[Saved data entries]
|---|

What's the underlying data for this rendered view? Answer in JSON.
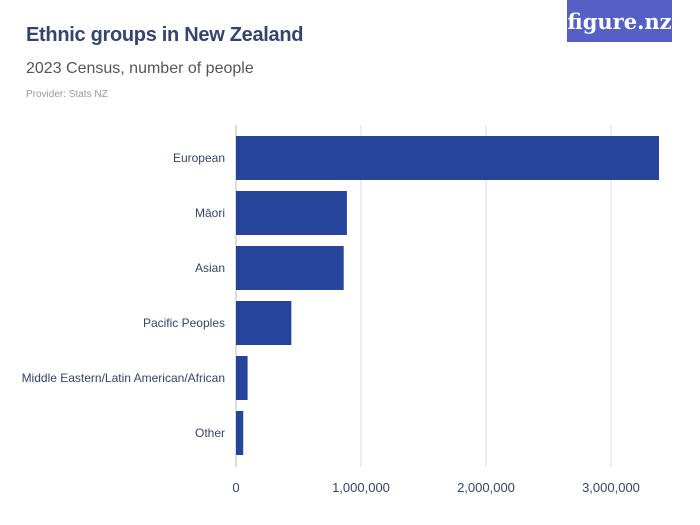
{
  "header": {
    "title": "Ethnic groups in New Zealand",
    "subtitle": "2023 Census, number of people",
    "provider": "Provider: Stats NZ",
    "logo": "figure.nz"
  },
  "colors": {
    "bar": "#26449a",
    "logo_bg": "#5460c6",
    "grid": "#dddddd"
  },
  "chart_data": {
    "type": "bar",
    "orientation": "horizontal",
    "title": "Ethnic groups in New Zealand",
    "subtitle": "2023 Census, number of people",
    "categories": [
      "European",
      "Māori",
      "Asian",
      "Pacific Peoples",
      "Middle Eastern/Latin American/African",
      "Other"
    ],
    "values": [
      3383742,
      887493,
      861576,
      442632,
      92760,
      58053
    ],
    "xlim": [
      0,
      3500000
    ],
    "ticks": [
      0,
      1000000,
      2000000,
      3000000
    ],
    "tick_labels": [
      "0",
      "1,000,000",
      "2,000,000",
      "3,000,000"
    ],
    "grid": true
  }
}
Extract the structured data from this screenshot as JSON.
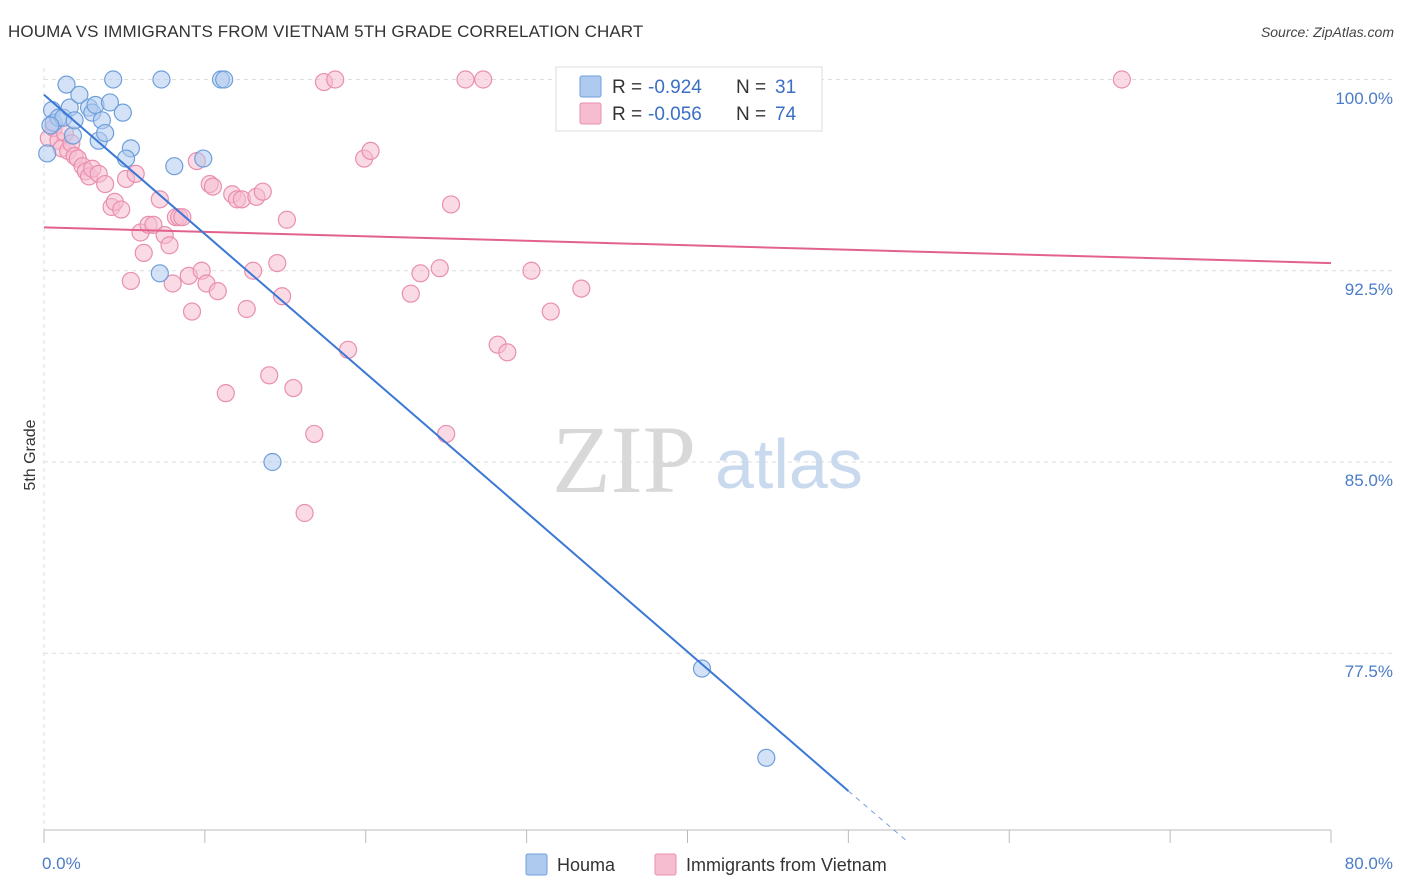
{
  "header": {
    "title": "HOUMA VS IMMIGRANTS FROM VIETNAM 5TH GRADE CORRELATION CHART",
    "source": "Source: ZipAtlas.com"
  },
  "watermark": {
    "zip": "ZIP",
    "atlas": "atlas"
  },
  "legend_top": {
    "houma": {
      "r_label": "R = ",
      "r_value": "-0.924",
      "n_label": "N = ",
      "n_value": "31"
    },
    "vietnam": {
      "r_label": "R = ",
      "r_value": "-0.056",
      "n_label": "N = ",
      "n_value": "74"
    }
  },
  "legend_bottom": {
    "houma": "Houma",
    "vietnam": "Immigrants from Vietnam"
  },
  "colors": {
    "houma_fill": "#aecbef",
    "houma_stroke": "#6f9fdb",
    "houma_line": "#3a78d4",
    "vietnam_fill": "#f6bcd0",
    "vietnam_stroke": "#e98fb0",
    "vietnam_line": "#e2628d",
    "grid": "#dddddd",
    "tick_text": "#4a7cc7"
  },
  "chart_data": {
    "type": "scatter",
    "title": "HOUMA VS IMMIGRANTS FROM VIETNAM 5TH GRADE CORRELATION CHART",
    "xlabel": "",
    "ylabel": "5th Grade",
    "xlim": [
      0,
      80
    ],
    "ylim": [
      70.4,
      100.6
    ],
    "x_tick_labels": [
      "0.0%",
      "80.0%"
    ],
    "y_ticks": [
      100.0,
      92.5,
      85.0,
      77.5
    ],
    "y_tick_labels": [
      "100.0%",
      "92.5%",
      "85.0%",
      "77.5%"
    ],
    "grid": true,
    "legend_position": "top-center",
    "series": [
      {
        "name": "Houma",
        "r": -0.924,
        "n": 31,
        "trend": {
          "x": [
            0.0,
            50.0
          ],
          "y": [
            99.4,
            72.1
          ],
          "dashed_x": [
            50.0,
            53.7
          ],
          "dashed_y": [
            72.1,
            70.1
          ]
        },
        "points": [
          [
            0.2,
            97.1
          ],
          [
            0.5,
            98.8
          ],
          [
            0.6,
            98.3
          ],
          [
            0.9,
            98.5
          ],
          [
            1.2,
            98.5
          ],
          [
            1.4,
            99.8
          ],
          [
            1.6,
            98.9
          ],
          [
            1.8,
            97.8
          ],
          [
            1.9,
            98.4
          ],
          [
            2.2,
            99.4
          ],
          [
            2.8,
            98.9
          ],
          [
            3.0,
            98.7
          ],
          [
            3.2,
            99.0
          ],
          [
            3.4,
            97.6
          ],
          [
            3.6,
            98.4
          ],
          [
            3.8,
            97.9
          ],
          [
            4.1,
            99.1
          ],
          [
            4.3,
            100.0
          ],
          [
            4.9,
            98.7
          ],
          [
            5.4,
            97.3
          ],
          [
            5.1,
            96.9
          ],
          [
            7.3,
            100.0
          ],
          [
            8.1,
            96.6
          ],
          [
            7.2,
            92.4
          ],
          [
            9.9,
            96.9
          ],
          [
            11.0,
            100.0
          ],
          [
            11.2,
            100.0
          ],
          [
            14.2,
            85.0
          ],
          [
            40.9,
            76.9
          ],
          [
            44.9,
            73.4
          ],
          [
            0.4,
            98.2
          ]
        ]
      },
      {
        "name": "Immigrants from Vietnam",
        "r": -0.056,
        "n": 74,
        "trend": {
          "x": [
            0.0,
            80.0
          ],
          "y": [
            94.2,
            92.8
          ]
        },
        "points": [
          [
            0.3,
            97.7
          ],
          [
            0.6,
            98.1
          ],
          [
            0.9,
            97.6
          ],
          [
            1.1,
            97.3
          ],
          [
            1.3,
            97.9
          ],
          [
            1.5,
            97.2
          ],
          [
            1.7,
            97.5
          ],
          [
            1.9,
            97.0
          ],
          [
            2.1,
            96.9
          ],
          [
            2.4,
            96.6
          ],
          [
            2.6,
            96.4
          ],
          [
            2.8,
            96.2
          ],
          [
            3.0,
            96.5
          ],
          [
            3.4,
            96.3
          ],
          [
            3.8,
            95.9
          ],
          [
            4.2,
            95.0
          ],
          [
            4.4,
            95.2
          ],
          [
            4.8,
            94.9
          ],
          [
            5.1,
            96.1
          ],
          [
            5.4,
            92.1
          ],
          [
            5.7,
            96.3
          ],
          [
            6.2,
            93.2
          ],
          [
            6.0,
            94.0
          ],
          [
            6.5,
            94.3
          ],
          [
            6.8,
            94.3
          ],
          [
            7.2,
            95.3
          ],
          [
            7.5,
            93.9
          ],
          [
            7.8,
            93.5
          ],
          [
            8.0,
            92.0
          ],
          [
            8.2,
            94.6
          ],
          [
            8.4,
            94.6
          ],
          [
            8.6,
            94.6
          ],
          [
            9.0,
            92.3
          ],
          [
            9.2,
            90.9
          ],
          [
            9.5,
            96.8
          ],
          [
            9.8,
            92.5
          ],
          [
            10.1,
            92.0
          ],
          [
            10.3,
            95.9
          ],
          [
            10.5,
            95.8
          ],
          [
            10.8,
            91.7
          ],
          [
            11.3,
            87.7
          ],
          [
            11.7,
            95.5
          ],
          [
            12.0,
            95.3
          ],
          [
            12.3,
            95.3
          ],
          [
            12.6,
            91.0
          ],
          [
            13.0,
            92.5
          ],
          [
            13.2,
            95.4
          ],
          [
            13.6,
            95.6
          ],
          [
            14.0,
            88.4
          ],
          [
            14.5,
            92.8
          ],
          [
            14.8,
            91.5
          ],
          [
            15.1,
            94.5
          ],
          [
            15.5,
            87.9
          ],
          [
            16.2,
            83.0
          ],
          [
            16.8,
            86.1
          ],
          [
            17.4,
            99.9
          ],
          [
            18.1,
            100.0
          ],
          [
            18.9,
            89.4
          ],
          [
            19.9,
            96.9
          ],
          [
            20.3,
            97.2
          ],
          [
            22.8,
            91.6
          ],
          [
            23.4,
            92.4
          ],
          [
            24.6,
            92.6
          ],
          [
            25.0,
            86.1
          ],
          [
            25.3,
            95.1
          ],
          [
            26.2,
            100.0
          ],
          [
            27.3,
            100.0
          ],
          [
            28.2,
            89.6
          ],
          [
            28.8,
            89.3
          ],
          [
            30.3,
            92.5
          ],
          [
            31.5,
            90.9
          ],
          [
            33.4,
            91.8
          ],
          [
            43.0,
            100.0
          ],
          [
            67.0,
            100.0
          ]
        ]
      }
    ]
  }
}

|---|

Exclude the images and reproduce the remaining data exactly.

__WRITTEN ANSWER__.
What's the underlying data for this rendered view? Answer in JSON.
{
  "header": {
    "title": "Ethnic groups in New Zealand",
    "subtitle": "2023 Census, number of people",
    "provider": "Provider: Stats NZ",
    "logo": "figure.nz"
  },
  "colors": {
    "bar": "#26449a",
    "logo_bg": "#5460c6",
    "grid": "#dddddd"
  },
  "chart_data": {
    "type": "bar",
    "orientation": "horizontal",
    "title": "Ethnic groups in New Zealand",
    "subtitle": "2023 Census, number of people",
    "categories": [
      "European",
      "Māori",
      "Asian",
      "Pacific Peoples",
      "Middle Eastern/Latin American/African",
      "Other"
    ],
    "values": [
      3383742,
      887493,
      861576,
      442632,
      92760,
      58053
    ],
    "xlim": [
      0,
      3500000
    ],
    "ticks": [
      0,
      1000000,
      2000000,
      3000000
    ],
    "tick_labels": [
      "0",
      "1,000,000",
      "2,000,000",
      "3,000,000"
    ],
    "grid": true
  }
}
Extract the structured data from this screenshot as JSON.
{
  "header": {
    "title": "HOUMA VS IMMIGRANTS FROM VIETNAM 5TH GRADE CORRELATION CHART",
    "source": "Source: ZipAtlas.com"
  },
  "watermark": {
    "zip": "ZIP",
    "atlas": "atlas"
  },
  "legend_top": {
    "houma": {
      "r_label": "R = ",
      "r_value": "-0.924",
      "n_label": "N = ",
      "n_value": "31"
    },
    "vietnam": {
      "r_label": "R = ",
      "r_value": "-0.056",
      "n_label": "N = ",
      "n_value": "74"
    }
  },
  "legend_bottom": {
    "houma": "Houma",
    "vietnam": "Immigrants from Vietnam"
  },
  "colors": {
    "houma_fill": "#aecbef",
    "houma_stroke": "#6f9fdb",
    "houma_line": "#3a78d4",
    "vietnam_fill": "#f6bcd0",
    "vietnam_stroke": "#e98fb0",
    "vietnam_line": "#e2628d",
    "grid": "#dddddd",
    "tick_text": "#4a7cc7"
  },
  "chart_data": {
    "type": "scatter",
    "title": "HOUMA VS IMMIGRANTS FROM VIETNAM 5TH GRADE CORRELATION CHART",
    "xlabel": "",
    "ylabel": "5th Grade",
    "xlim": [
      0,
      80
    ],
    "ylim": [
      70.4,
      100.6
    ],
    "x_tick_labels": [
      "0.0%",
      "80.0%"
    ],
    "y_ticks": [
      100.0,
      92.5,
      85.0,
      77.5
    ],
    "y_tick_labels": [
      "100.0%",
      "92.5%",
      "85.0%",
      "77.5%"
    ],
    "grid": true,
    "legend_position": "top-center",
    "series": [
      {
        "name": "Houma",
        "r": -0.924,
        "n": 31,
        "trend": {
          "x": [
            0.0,
            50.0
          ],
          "y": [
            99.4,
            72.1
          ],
          "dashed_x": [
            50.0,
            53.7
          ],
          "dashed_y": [
            72.1,
            70.1
          ]
        },
        "points": [
          [
            0.2,
            97.1
          ],
          [
            0.5,
            98.8
          ],
          [
            0.6,
            98.3
          ],
          [
            0.9,
            98.5
          ],
          [
            1.2,
            98.5
          ],
          [
            1.4,
            99.8
          ],
          [
            1.6,
            98.9
          ],
          [
            1.8,
            97.8
          ],
          [
            1.9,
            98.4
          ],
          [
            2.2,
            99.4
          ],
          [
            2.8,
            98.9
          ],
          [
            3.0,
            98.7
          ],
          [
            3.2,
            99.0
          ],
          [
            3.4,
            97.6
          ],
          [
            3.6,
            98.4
          ],
          [
            3.8,
            97.9
          ],
          [
            4.1,
            99.1
          ],
          [
            4.3,
            100.0
          ],
          [
            4.9,
            98.7
          ],
          [
            5.4,
            97.3
          ],
          [
            5.1,
            96.9
          ],
          [
            7.3,
            100.0
          ],
          [
            8.1,
            96.6
          ],
          [
            7.2,
            92.4
          ],
          [
            9.9,
            96.9
          ],
          [
            11.0,
            100.0
          ],
          [
            11.2,
            100.0
          ],
          [
            14.2,
            85.0
          ],
          [
            40.9,
            76.9
          ],
          [
            44.9,
            73.4
          ],
          [
            0.4,
            98.2
          ]
        ]
      },
      {
        "name": "Immigrants from Vietnam",
        "r": -0.056,
        "n": 74,
        "trend": {
          "x": [
            0.0,
            80.0
          ],
          "y": [
            94.2,
            92.8
          ]
        },
        "points": [
          [
            0.3,
            97.7
          ],
          [
            0.6,
            98.1
          ],
          [
            0.9,
            97.6
          ],
          [
            1.1,
            97.3
          ],
          [
            1.3,
            97.9
          ],
          [
            1.5,
            97.2
          ],
          [
            1.7,
            97.5
          ],
          [
            1.9,
            97.0
          ],
          [
            2.1,
            96.9
          ],
          [
            2.4,
            96.6
          ],
          [
            2.6,
            96.4
          ],
          [
            2.8,
            96.2
          ],
          [
            3.0,
            96.5
          ],
          [
            3.4,
            96.3
          ],
          [
            3.8,
            95.9
          ],
          [
            4.2,
            95.0
          ],
          [
            4.4,
            95.2
          ],
          [
            4.8,
            94.9
          ],
          [
            5.1,
            96.1
          ],
          [
            5.4,
            92.1
          ],
          [
            5.7,
            96.3
          ],
          [
            6.2,
            93.2
          ],
          [
            6.0,
            94.0
          ],
          [
            6.5,
            94.3
          ],
          [
            6.8,
            94.3
          ],
          [
            7.2,
            95.3
          ],
          [
            7.5,
            93.9
          ],
          [
            7.8,
            93.5
          ],
          [
            8.0,
            92.0
          ],
          [
            8.2,
            94.6
          ],
          [
            8.4,
            94.6
          ],
          [
            8.6,
            94.6
          ],
          [
            9.0,
            92.3
          ],
          [
            9.2,
            90.9
          ],
          [
            9.5,
            96.8
          ],
          [
            9.8,
            92.5
          ],
          [
            10.1,
            92.0
          ],
          [
            10.3,
            95.9
          ],
          [
            10.5,
            95.8
          ],
          [
            10.8,
            91.7
          ],
          [
            11.3,
            87.7
          ],
          [
            11.7,
            95.5
          ],
          [
            12.0,
            95.3
          ],
          [
            12.3,
            95.3
          ],
          [
            12.6,
            91.0
          ],
          [
            13.0,
            92.5
          ],
          [
            13.2,
            95.4
          ],
          [
            13.6,
            95.6
          ],
          [
            14.0,
            88.4
          ],
          [
            14.5,
            92.8
          ],
          [
            14.8,
            91.5
          ],
          [
            15.1,
            94.5
          ],
          [
            15.5,
            87.9
          ],
          [
            16.2,
            83.0
          ],
          [
            16.8,
            86.1
          ],
          [
            17.4,
            99.9
          ],
          [
            18.1,
            100.0
          ],
          [
            18.9,
            89.4
          ],
          [
            19.9,
            96.9
          ],
          [
            20.3,
            97.2
          ],
          [
            22.8,
            91.6
          ],
          [
            23.4,
            92.4
          ],
          [
            24.6,
            92.6
          ],
          [
            25.0,
            86.1
          ],
          [
            25.3,
            95.1
          ],
          [
            26.2,
            100.0
          ],
          [
            27.3,
            100.0
          ],
          [
            28.2,
            89.6
          ],
          [
            28.8,
            89.3
          ],
          [
            30.3,
            92.5
          ],
          [
            31.5,
            90.9
          ],
          [
            33.4,
            91.8
          ],
          [
            43.0,
            100.0
          ],
          [
            67.0,
            100.0
          ]
        ]
      }
    ]
  }
}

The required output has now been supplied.